# Task objective
Find each line with the word "data" and state how many there are, nothing more.

━━━━━━━━━━━━━━━━

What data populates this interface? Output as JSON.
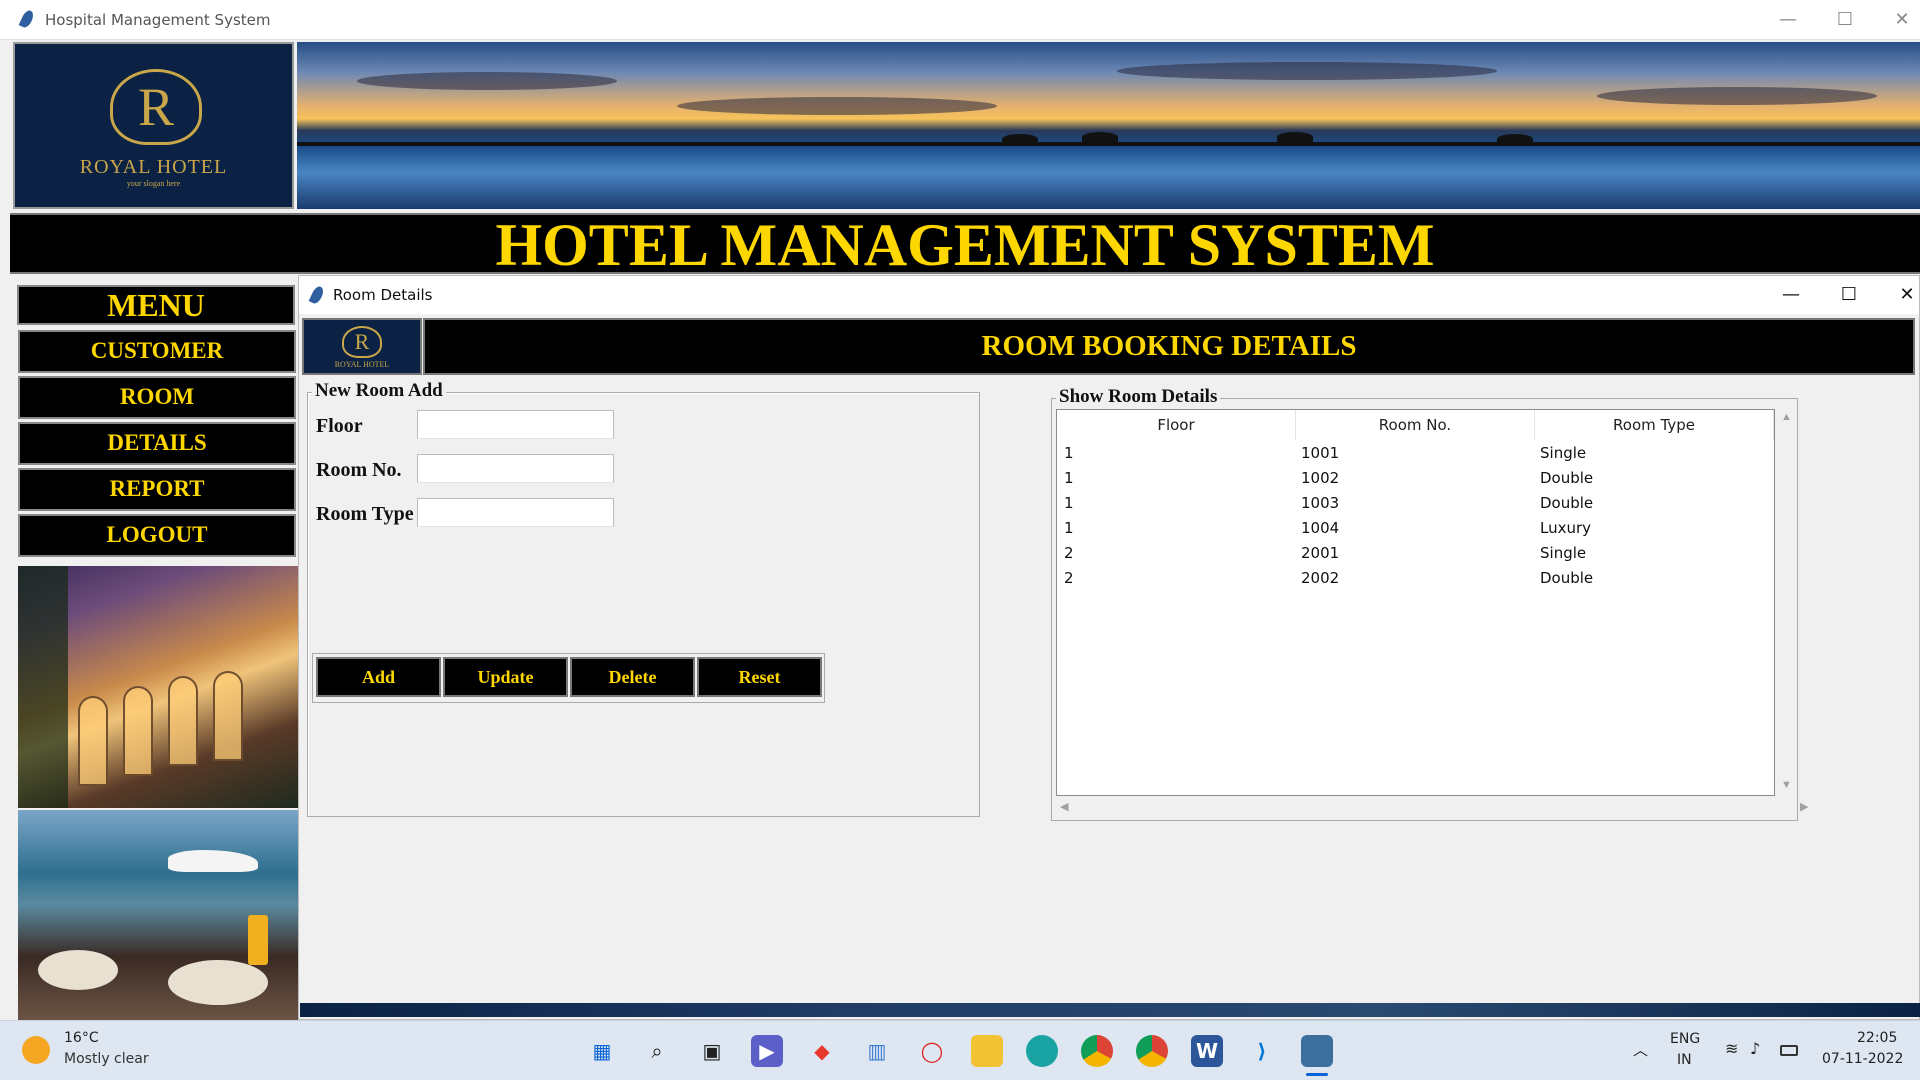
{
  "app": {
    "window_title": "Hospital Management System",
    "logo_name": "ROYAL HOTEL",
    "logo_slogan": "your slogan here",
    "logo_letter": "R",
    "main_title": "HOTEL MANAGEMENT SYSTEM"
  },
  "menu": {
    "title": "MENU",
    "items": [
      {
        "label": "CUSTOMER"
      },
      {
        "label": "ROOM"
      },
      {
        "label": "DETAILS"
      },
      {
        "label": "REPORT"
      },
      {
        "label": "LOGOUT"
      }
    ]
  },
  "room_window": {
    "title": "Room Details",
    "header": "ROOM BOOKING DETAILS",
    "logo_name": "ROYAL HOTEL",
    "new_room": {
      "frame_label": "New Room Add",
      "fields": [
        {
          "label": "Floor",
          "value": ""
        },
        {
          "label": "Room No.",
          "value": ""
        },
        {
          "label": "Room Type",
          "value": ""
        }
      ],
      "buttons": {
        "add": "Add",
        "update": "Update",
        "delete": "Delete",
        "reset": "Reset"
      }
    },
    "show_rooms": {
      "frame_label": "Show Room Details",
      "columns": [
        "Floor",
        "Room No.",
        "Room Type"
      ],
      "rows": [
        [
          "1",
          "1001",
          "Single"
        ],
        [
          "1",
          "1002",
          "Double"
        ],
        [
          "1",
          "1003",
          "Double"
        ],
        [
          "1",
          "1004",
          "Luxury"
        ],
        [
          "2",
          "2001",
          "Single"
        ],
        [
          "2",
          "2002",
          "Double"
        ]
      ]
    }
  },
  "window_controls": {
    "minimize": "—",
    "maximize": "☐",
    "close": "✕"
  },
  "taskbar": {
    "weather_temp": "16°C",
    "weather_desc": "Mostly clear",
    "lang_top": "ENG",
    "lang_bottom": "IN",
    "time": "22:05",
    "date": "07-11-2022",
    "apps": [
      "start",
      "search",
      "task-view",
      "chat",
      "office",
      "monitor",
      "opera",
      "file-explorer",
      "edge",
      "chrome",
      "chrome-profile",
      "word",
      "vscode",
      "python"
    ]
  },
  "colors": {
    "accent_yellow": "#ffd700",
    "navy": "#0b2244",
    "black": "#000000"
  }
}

━━━━━━━━━━━━━━━━

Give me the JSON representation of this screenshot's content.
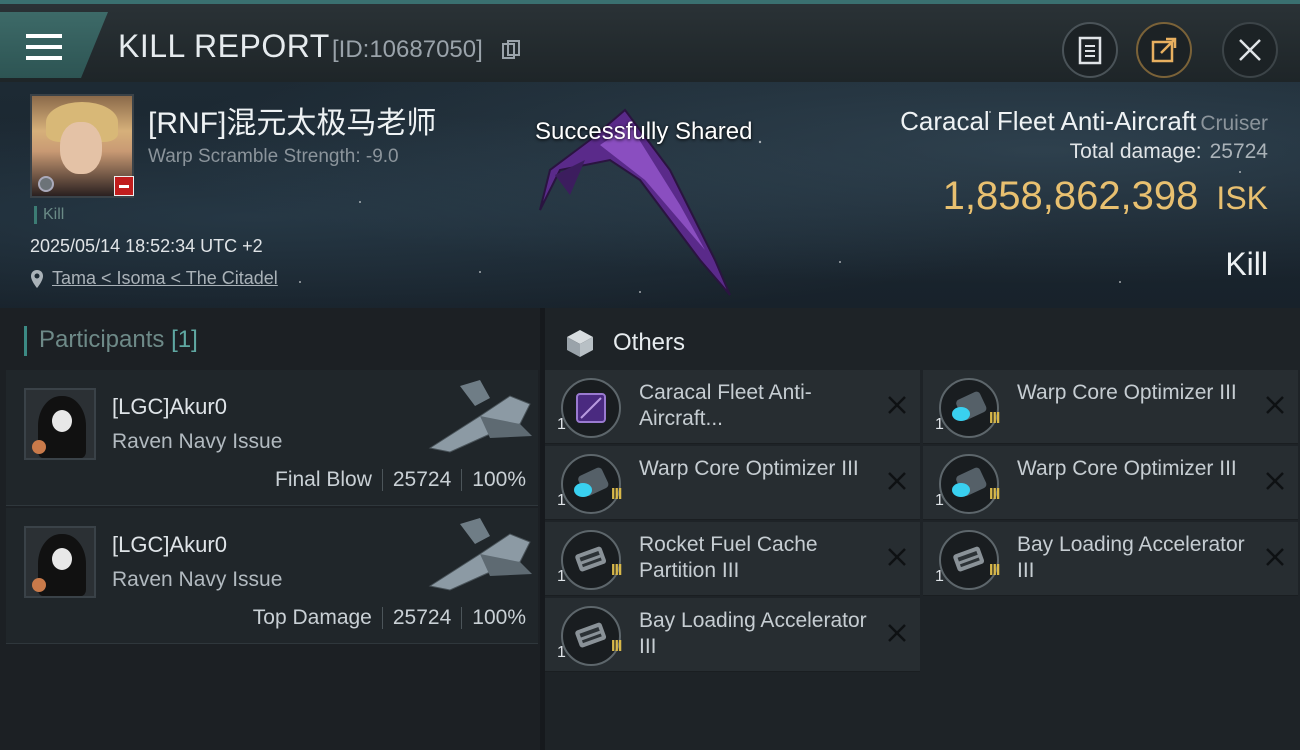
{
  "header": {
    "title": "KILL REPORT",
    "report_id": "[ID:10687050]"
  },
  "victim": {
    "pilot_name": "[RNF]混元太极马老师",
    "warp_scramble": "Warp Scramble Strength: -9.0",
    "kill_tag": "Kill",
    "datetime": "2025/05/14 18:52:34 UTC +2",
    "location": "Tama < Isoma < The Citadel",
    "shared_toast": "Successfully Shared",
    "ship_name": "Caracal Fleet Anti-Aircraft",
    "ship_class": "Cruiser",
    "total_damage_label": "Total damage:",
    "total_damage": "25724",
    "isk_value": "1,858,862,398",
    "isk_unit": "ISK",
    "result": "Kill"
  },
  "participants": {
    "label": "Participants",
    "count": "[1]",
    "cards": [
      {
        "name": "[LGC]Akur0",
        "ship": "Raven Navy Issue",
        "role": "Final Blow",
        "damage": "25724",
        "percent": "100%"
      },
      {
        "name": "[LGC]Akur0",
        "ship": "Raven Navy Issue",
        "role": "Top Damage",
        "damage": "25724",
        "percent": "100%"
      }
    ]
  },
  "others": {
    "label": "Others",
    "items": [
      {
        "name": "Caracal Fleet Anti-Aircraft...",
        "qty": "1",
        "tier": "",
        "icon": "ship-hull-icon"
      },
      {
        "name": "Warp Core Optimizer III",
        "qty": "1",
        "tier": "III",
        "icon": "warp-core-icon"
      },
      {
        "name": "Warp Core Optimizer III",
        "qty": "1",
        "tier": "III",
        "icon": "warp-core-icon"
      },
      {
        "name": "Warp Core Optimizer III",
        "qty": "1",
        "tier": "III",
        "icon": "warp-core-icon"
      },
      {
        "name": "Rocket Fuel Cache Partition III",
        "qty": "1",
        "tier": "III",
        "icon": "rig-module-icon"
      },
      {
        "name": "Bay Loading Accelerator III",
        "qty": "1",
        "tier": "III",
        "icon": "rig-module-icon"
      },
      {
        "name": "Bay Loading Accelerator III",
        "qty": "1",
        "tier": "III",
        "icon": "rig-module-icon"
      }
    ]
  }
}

━━━━━━━━━━━━━━━━

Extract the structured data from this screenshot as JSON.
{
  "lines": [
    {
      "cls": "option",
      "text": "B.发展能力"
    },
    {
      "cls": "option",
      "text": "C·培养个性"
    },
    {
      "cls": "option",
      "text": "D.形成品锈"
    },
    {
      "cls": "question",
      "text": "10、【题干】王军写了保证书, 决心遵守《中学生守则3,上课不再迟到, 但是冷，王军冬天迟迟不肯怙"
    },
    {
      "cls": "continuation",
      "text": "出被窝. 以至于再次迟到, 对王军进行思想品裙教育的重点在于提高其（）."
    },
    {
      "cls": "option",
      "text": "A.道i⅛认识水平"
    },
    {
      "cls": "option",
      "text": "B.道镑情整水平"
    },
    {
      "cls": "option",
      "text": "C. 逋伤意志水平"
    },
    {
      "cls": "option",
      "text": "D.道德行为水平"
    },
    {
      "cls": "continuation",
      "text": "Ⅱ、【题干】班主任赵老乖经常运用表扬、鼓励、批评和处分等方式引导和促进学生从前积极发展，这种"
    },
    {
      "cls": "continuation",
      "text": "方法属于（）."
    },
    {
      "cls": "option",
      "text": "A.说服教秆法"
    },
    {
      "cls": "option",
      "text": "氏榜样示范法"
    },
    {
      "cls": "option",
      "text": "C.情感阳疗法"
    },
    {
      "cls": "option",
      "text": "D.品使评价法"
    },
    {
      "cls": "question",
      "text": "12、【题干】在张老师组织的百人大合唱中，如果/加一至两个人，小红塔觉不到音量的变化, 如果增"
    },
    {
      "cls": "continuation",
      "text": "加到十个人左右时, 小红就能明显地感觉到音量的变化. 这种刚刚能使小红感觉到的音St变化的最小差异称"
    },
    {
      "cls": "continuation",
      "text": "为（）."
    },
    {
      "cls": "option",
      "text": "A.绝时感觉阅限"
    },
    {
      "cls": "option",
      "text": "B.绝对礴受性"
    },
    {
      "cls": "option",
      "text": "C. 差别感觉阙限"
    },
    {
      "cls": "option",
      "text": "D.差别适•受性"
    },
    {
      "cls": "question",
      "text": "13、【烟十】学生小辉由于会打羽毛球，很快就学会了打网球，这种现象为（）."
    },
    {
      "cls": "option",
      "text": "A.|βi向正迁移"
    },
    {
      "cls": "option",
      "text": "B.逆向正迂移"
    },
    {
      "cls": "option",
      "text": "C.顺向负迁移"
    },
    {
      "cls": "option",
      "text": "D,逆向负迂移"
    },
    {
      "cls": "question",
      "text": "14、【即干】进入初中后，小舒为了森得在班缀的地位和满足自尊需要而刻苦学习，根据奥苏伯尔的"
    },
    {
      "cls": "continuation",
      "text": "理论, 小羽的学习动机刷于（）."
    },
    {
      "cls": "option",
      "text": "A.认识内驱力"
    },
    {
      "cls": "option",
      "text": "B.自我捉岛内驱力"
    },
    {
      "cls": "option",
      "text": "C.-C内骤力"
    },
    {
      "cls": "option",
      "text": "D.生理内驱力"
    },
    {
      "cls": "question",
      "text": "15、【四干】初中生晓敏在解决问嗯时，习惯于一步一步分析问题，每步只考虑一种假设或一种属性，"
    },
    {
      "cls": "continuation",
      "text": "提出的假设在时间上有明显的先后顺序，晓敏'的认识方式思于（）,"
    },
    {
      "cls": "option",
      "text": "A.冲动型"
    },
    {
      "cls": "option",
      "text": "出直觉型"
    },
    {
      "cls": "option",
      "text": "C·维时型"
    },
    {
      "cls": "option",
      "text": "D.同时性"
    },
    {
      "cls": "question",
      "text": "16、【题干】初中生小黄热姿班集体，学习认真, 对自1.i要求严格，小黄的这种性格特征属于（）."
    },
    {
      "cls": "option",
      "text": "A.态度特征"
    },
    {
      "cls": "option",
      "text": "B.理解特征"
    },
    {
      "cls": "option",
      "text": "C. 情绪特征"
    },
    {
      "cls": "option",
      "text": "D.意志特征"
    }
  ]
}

━━━━━━━━━━━━━━━━

# Result for this exercise
2